Goals -
1. In the pull request thread, reproduce the passage from "fwyzard · 2021-07-03T02:28:02Z" to "is needed ?" word for word.
2. List every variable name in the code excerpt from src/hip/CUDACore/radixSort.h in the pull request thread.

Source text -
Fix shorten function and add HIP workarounds #195

mdewing · 2021-07-02T21:04:52Z

Add the workarounds listed in #178

Assign the ibs variable to another variable - fixes radixSort_t (ibs2) and gpuVertexFinder (ibs3)

Remove launch bounds - fixes radixSort_t where the kernel silently fails to run

Fix the shorten function to avoid overwriting other memory if the type size is less than 8 bytes.

If the size of type T is smaller than 8 bytes, the existing shorten function will modify memory beyond the location of the existing argument. The fix creates a temporary value of 8 bytes in the function to perform the operations on. It still reads too much memory (for T < 8 bytes), but it will no longer write to that memory. To be completely memory safe, the unsigned temporary type could be chosen with std::conditional, like using utype = std::conditional<sizeof(float) == 4, uint32_t, uint64_t>::type; It would need more branches to handle the size 1 and 2 case as well. The casts to and from uint64_t involve pointers rather than values because we want to transfer the bit patterns, not the values.

Workarounds listed in cms-patatrack#178 Assign the 'ibs' variable to another variable - fixes radixSort_t (ibs2) and gpuVertexFinder_t (ibs3) Remove launch bounds - fixes radixSort_t where the kernel silently fails to run

fwyzard · 2021-07-03T02:28:02Z

src/hip/CUDACore/radixSort.h


    // broadcast
    ibs = size - 1;
+    ibs3 = ibs;


could you add comments on the code about why the ibs2/ibs3 workaround is needed ?

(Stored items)
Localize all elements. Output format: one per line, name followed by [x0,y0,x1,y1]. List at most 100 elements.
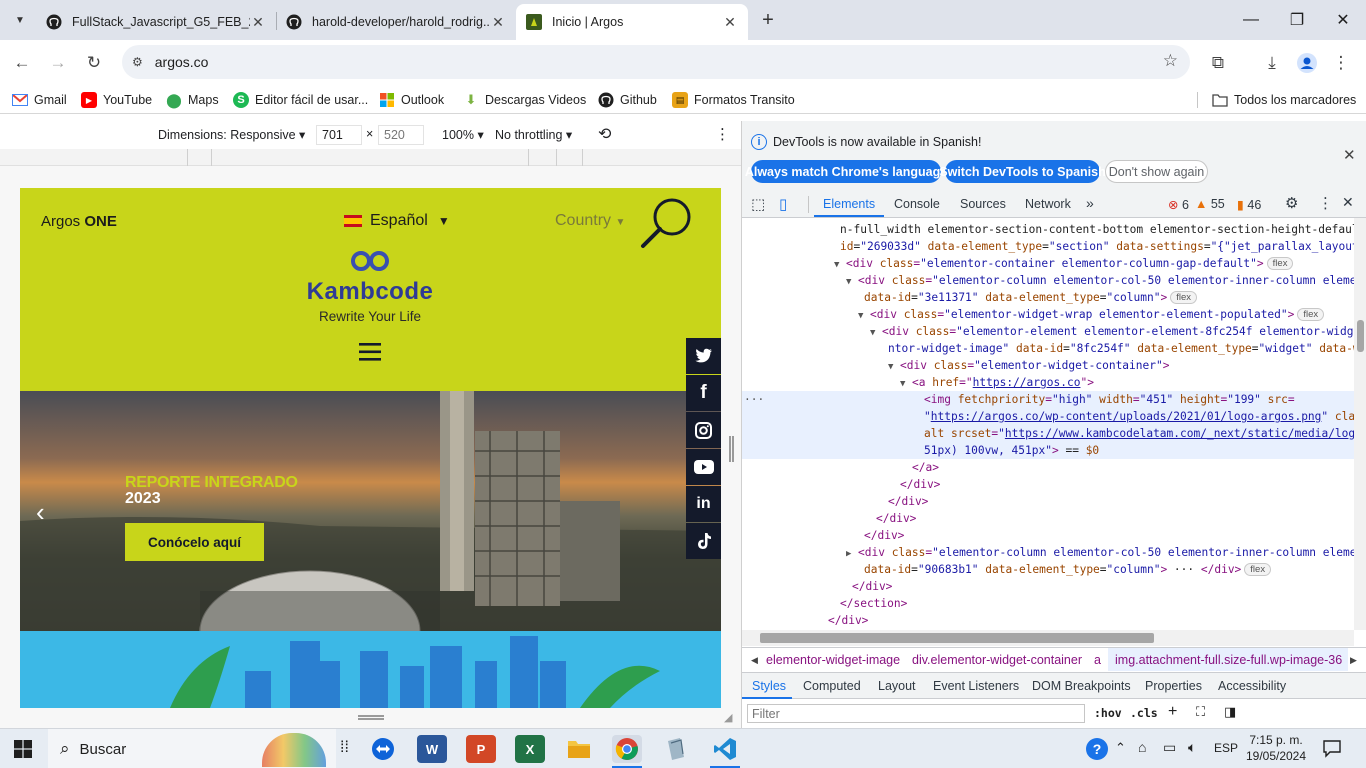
throttling-select[interactable]: No throttling ▾ [495,127,572,142]
inspect-element-icon[interactable]: ⬚ [751,195,765,213]
dom-line[interactable]: </div> [742,476,1354,493]
height-input[interactable]: 520 [378,125,424,145]
taskbar-search[interactable]: ⌕ Buscar [48,729,336,768]
corner-resize-handle[interactable]: ◢ [724,711,732,724]
devtools-menu-icon[interactable]: ⋮ [1318,194,1333,212]
subtab-layout[interactable]: Layout [878,679,916,693]
dom-line[interactable]: </div> [742,578,1354,595]
battery-icon[interactable]: ▭ [1163,739,1176,756]
tab-argos[interactable]: Inicio | Argos ✕ [516,4,748,40]
subtab-computed[interactable]: Computed [803,679,861,693]
hero-arrow-left-icon[interactable]: ‹ [36,497,45,528]
extensions-icon[interactable]: ⧉ [1205,50,1231,76]
tray-chevron-icon[interactable]: ⌃ [1115,740,1126,756]
bookmark-maps[interactable]: ⬤ Maps [166,91,218,109]
breadcrumb-1[interactable]: elementor-widget-image [766,653,900,667]
download-icon[interactable]: ⤓ [1259,50,1285,76]
facebook-icon[interactable]: f [686,375,721,411]
bookmark-formatos[interactable]: ▤ Formatos Transito [672,91,795,109]
flex-badge[interactable]: flex [1266,257,1294,270]
node-actions-icon[interactable]: ··· [744,391,764,408]
bookmark-gmail[interactable]: Gmail [12,91,67,109]
dom-line[interactable]: </a> [742,459,1354,476]
cls-toggle[interactable]: .cls [1130,706,1158,720]
breadcrumb-3[interactable]: a [1094,653,1101,667]
tab-search-button[interactable]: ▼ [8,8,32,32]
brand-label[interactable]: Argos ONE [41,213,117,230]
vertical-resize-handle[interactable] [729,436,734,462]
hamburger-menu-icon[interactable] [359,342,381,365]
breadcrumb-prev-icon[interactable]: ◀ [751,655,758,666]
collapse-triangle-icon[interactable]: ▼ [846,274,851,289]
teamviewer-icon[interactable] [368,735,398,763]
task-view-icon[interactable]: ⁞⁞ [340,739,349,757]
close-icon[interactable]: ✕ [722,14,738,31]
dom-line[interactable]: </section> [742,595,1354,612]
powerpoint-icon[interactable]: P [466,735,496,763]
tab-sources[interactable]: Sources [960,197,1006,211]
rotate-icon[interactable]: ⟲ [598,124,611,144]
collapse-triangle-icon[interactable]: ▼ [900,376,905,391]
dom-line[interactable]: data-id="3e11371" data-element_type="col… [742,289,1354,306]
dom-line[interactable]: ntor-widget-image" data-id="8fc254f" dat… [742,340,1354,357]
close-devtools-icon[interactable]: ✕ [1342,194,1354,211]
sidebar-toggle-icon[interactable]: ◨ [1224,704,1236,720]
reload-icon[interactable]: ↻ [81,50,107,76]
language-selector[interactable]: Español ▼ [344,212,450,230]
bookmark-star-icon[interactable]: ☆ [1163,51,1178,71]
dom-line[interactable]: "https://argos.co/wp-content/uploads/202… [742,408,1354,425]
dom-line[interactable]: ▼ <div class="elementor-container elemen… [742,255,1354,272]
dom-line[interactable]: </div> [742,612,1354,629]
expand-triangle-icon[interactable]: ▶ [846,546,851,561]
dom-line[interactable]: ▶ <div class="elementor-column elementor… [742,544,1354,561]
elements-tree[interactable]: n-full_width elementor-section-content-b… [742,218,1354,630]
settings-gear-icon[interactable]: ⚙ [1285,194,1298,212]
subtab-dom-breakpoints[interactable]: DOM Breakpoints [1032,679,1131,693]
bookmark-editor[interactable]: S Editor fácil de usar... [233,91,368,109]
error-count[interactable]: ⊗ 6 [1168,197,1189,212]
issues-count[interactable]: ▮ 46 [1237,197,1261,212]
site-info-icon[interactable]: ⚙ [132,55,143,69]
dom-line[interactable]: </div> [742,493,1354,510]
new-tab-button[interactable]: + [756,8,780,32]
dom-line[interactable]: ▼ <div class="elementor-element elemento… [742,323,1354,340]
dimensions-select[interactable]: Dimensions: Responsive ▾ [158,127,305,142]
vscode-icon[interactable] [710,735,740,763]
subtab-event-listeners[interactable]: Event Listeners [933,679,1019,693]
device-toggle-icon[interactable]: ▯ [779,195,787,213]
dom-line[interactable]: ▼ <div class="elementor-widget-container… [742,357,1354,374]
kambcode-logo-icon[interactable] [350,250,390,275]
bookmark-descargas[interactable]: ⬇ Descargas Videos [463,91,587,109]
new-rule-icon[interactable]: + [1168,703,1177,721]
bookmark-outlook[interactable]: Outlook [379,91,444,109]
tab-console[interactable]: Console [894,197,940,211]
back-icon[interactable]: ← [9,50,35,76]
instagram-icon[interactable] [686,412,721,448]
dom-line[interactable]: </div> [742,510,1354,527]
dom-line[interactable]: ▼ <div class="elementor-column elementor… [742,272,1354,289]
menu-kebab-icon[interactable]: ⋮ [1328,50,1354,76]
minimize-icon[interactable]: — [1228,0,1274,40]
zoom-select[interactable]: 100% ▾ [442,127,484,142]
hero-cta-button[interactable]: Conócelo aquí [125,523,264,561]
dont-show-again-button[interactable]: Don't show again [1105,160,1208,183]
chrome-icon[interactable] [612,735,642,763]
word-icon[interactable]: W [417,735,447,763]
breadcrumb-2[interactable]: div.elementor-widget-container [912,653,1082,667]
dom-line[interactable]: ▼ <a href="https://argos.co"> [742,374,1354,391]
dom-line[interactable]: data-id="90683b1" data-element_type="col… [742,561,1354,578]
dom-line[interactable]: ▼ <div class="elementor-widget-wrap elem… [742,306,1354,323]
element-state-icon[interactable]: ⛶ [1196,704,1205,720]
search-icon[interactable] [638,195,696,254]
horizontal-scrollbar[interactable] [742,630,1354,646]
hov-toggle[interactable]: :hov [1094,706,1122,720]
tab-network[interactable]: Network [1025,197,1071,211]
horizontal-resize-handle[interactable] [358,715,384,720]
help-icon[interactable]: ? [1086,738,1108,760]
linkedin-icon[interactable]: in [686,486,721,522]
tiktok-icon[interactable] [686,523,721,559]
clock[interactable]: 7:15 p. m. 19/05/2024 [1242,732,1310,764]
file-explorer-icon[interactable] [564,735,594,763]
tab-elements[interactable]: Elements [823,197,875,211]
start-button[interactable] [14,740,32,761]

Task solutions -
1.
fwyzard · 2021-07-03T02:28:02Z

src/hip/CUDACore/radixSort.h


    // broadcast
    ibs = size - 1;
+    ibs3 = ibs;


could you add comments on the code about why the ibs2/ibs3 workaround is needed ?

2. ibs, size, ibs3